START
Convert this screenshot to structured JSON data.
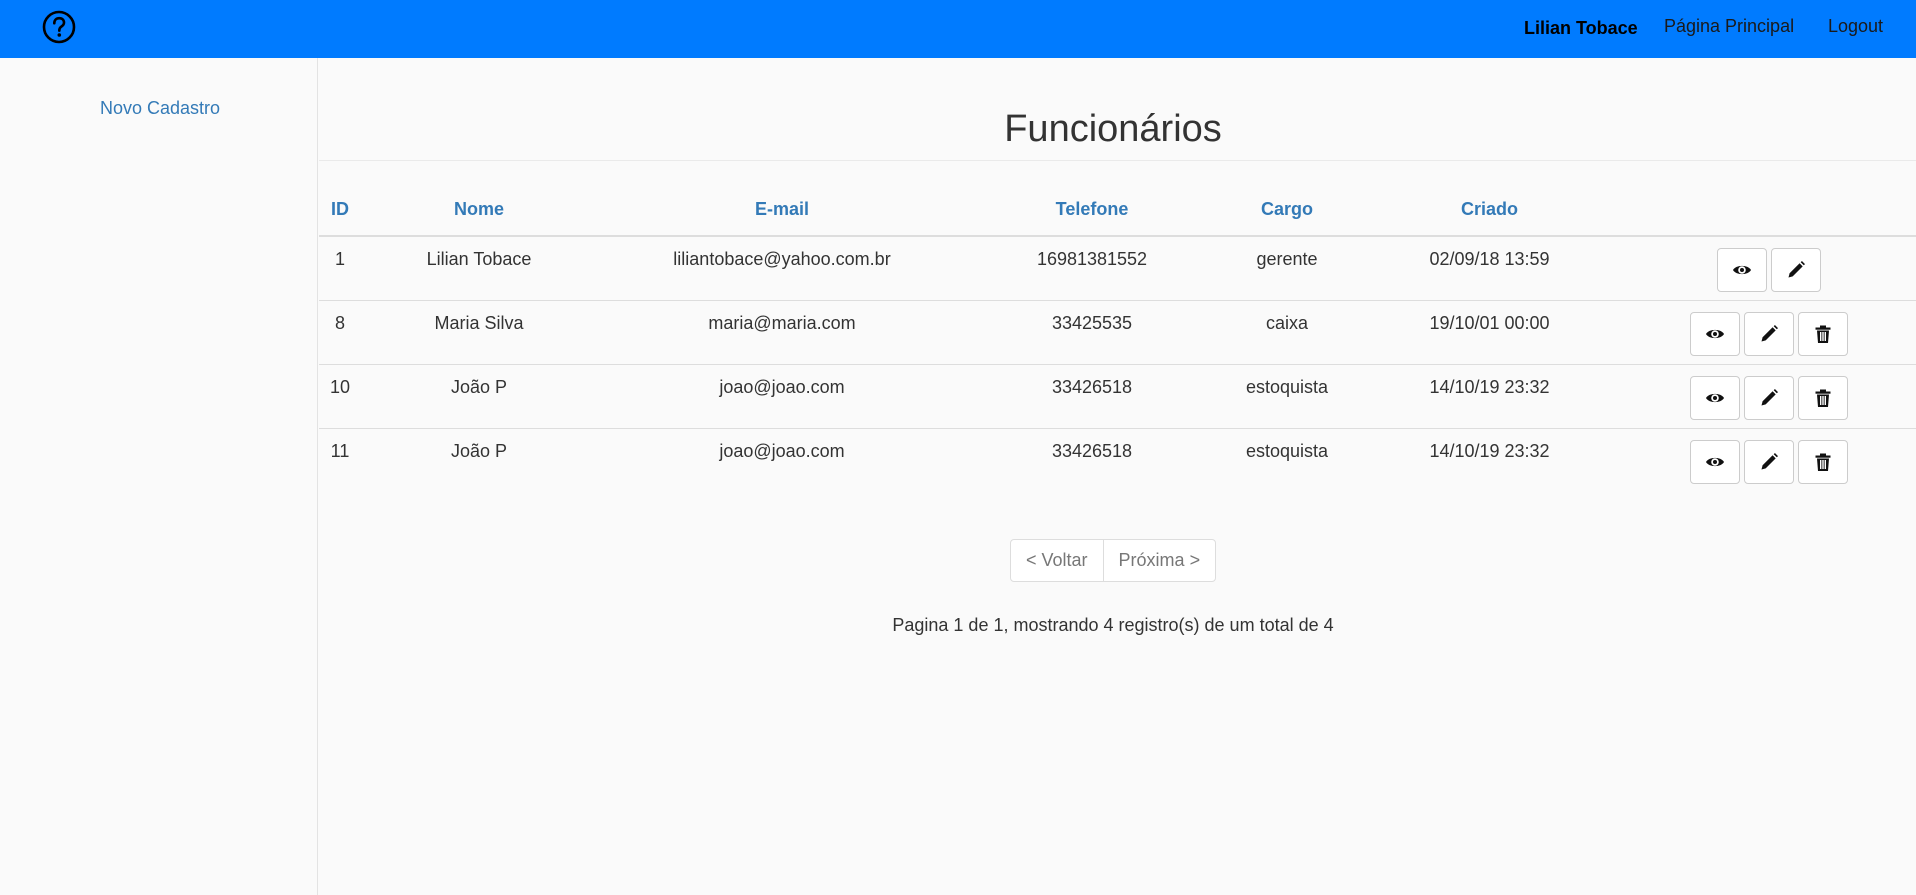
{
  "navbar": {
    "help_icon": "question-circle-icon",
    "user_name": "Lilian Tobace",
    "home_label": "Página Principal",
    "logout_label": "Logout"
  },
  "sidebar": {
    "new_record_label": "Novo Cadastro"
  },
  "main": {
    "title": "Funcionários",
    "columns": [
      "ID",
      "Nome",
      "E-mail",
      "Telefone",
      "Cargo",
      "Criado"
    ],
    "rows": [
      {
        "id": "1",
        "nome": "Lilian Tobace",
        "email": "liliantobace@yahoo.com.br",
        "telefone": "16981381552",
        "cargo": "gerente",
        "criado": "02/09/18 13:59",
        "actions": [
          "view",
          "edit"
        ]
      },
      {
        "id": "8",
        "nome": "Maria Silva",
        "email": "maria@maria.com",
        "telefone": "33425535",
        "cargo": "caixa",
        "criado": "19/10/01 00:00",
        "actions": [
          "view",
          "edit",
          "delete"
        ]
      },
      {
        "id": "10",
        "nome": "João P",
        "email": "joao@joao.com",
        "telefone": "33426518",
        "cargo": "estoquista",
        "criado": "14/10/19 23:32",
        "actions": [
          "view",
          "edit",
          "delete"
        ]
      },
      {
        "id": "11",
        "nome": "João P",
        "email": "joao@joao.com",
        "telefone": "33426518",
        "cargo": "estoquista",
        "criado": "14/10/19 23:32",
        "actions": [
          "view",
          "edit",
          "delete"
        ]
      }
    ],
    "action_icons": {
      "view": "eye-icon",
      "edit": "pencil-icon",
      "delete": "trash-icon"
    },
    "pagination": {
      "prev_label": "< Voltar",
      "next_label": "Próxima >"
    },
    "summary": "Pagina 1 de 1, mostrando 4 registro(s) de um total de 4"
  },
  "colors": {
    "navbar": "#007bff",
    "link": "#337ab7",
    "background": "#fafafa"
  }
}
END
Task goal
Drop the pictures and reproduce the rest of the entries above exactly.

Solution to the problem
Convert this screenshot to structured JSON data.
{
  "navbar": {
    "help_icon": "question-circle-icon",
    "user_name": "Lilian Tobace",
    "home_label": "Página Principal",
    "logout_label": "Logout"
  },
  "sidebar": {
    "new_record_label": "Novo Cadastro"
  },
  "main": {
    "title": "Funcionários",
    "columns": [
      "ID",
      "Nome",
      "E-mail",
      "Telefone",
      "Cargo",
      "Criado"
    ],
    "rows": [
      {
        "id": "1",
        "nome": "Lilian Tobace",
        "email": "liliantobace@yahoo.com.br",
        "telefone": "16981381552",
        "cargo": "gerente",
        "criado": "02/09/18 13:59",
        "actions": [
          "view",
          "edit"
        ]
      },
      {
        "id": "8",
        "nome": "Maria Silva",
        "email": "maria@maria.com",
        "telefone": "33425535",
        "cargo": "caixa",
        "criado": "19/10/01 00:00",
        "actions": [
          "view",
          "edit",
          "delete"
        ]
      },
      {
        "id": "10",
        "nome": "João P",
        "email": "joao@joao.com",
        "telefone": "33426518",
        "cargo": "estoquista",
        "criado": "14/10/19 23:32",
        "actions": [
          "view",
          "edit",
          "delete"
        ]
      },
      {
        "id": "11",
        "nome": "João P",
        "email": "joao@joao.com",
        "telefone": "33426518",
        "cargo": "estoquista",
        "criado": "14/10/19 23:32",
        "actions": [
          "view",
          "edit",
          "delete"
        ]
      }
    ],
    "action_icons": {
      "view": "eye-icon",
      "edit": "pencil-icon",
      "delete": "trash-icon"
    },
    "pagination": {
      "prev_label": "< Voltar",
      "next_label": "Próxima >"
    },
    "summary": "Pagina 1 de 1, mostrando 4 registro(s) de um total de 4"
  },
  "colors": {
    "navbar": "#007bff",
    "link": "#337ab7",
    "background": "#fafafa"
  }
}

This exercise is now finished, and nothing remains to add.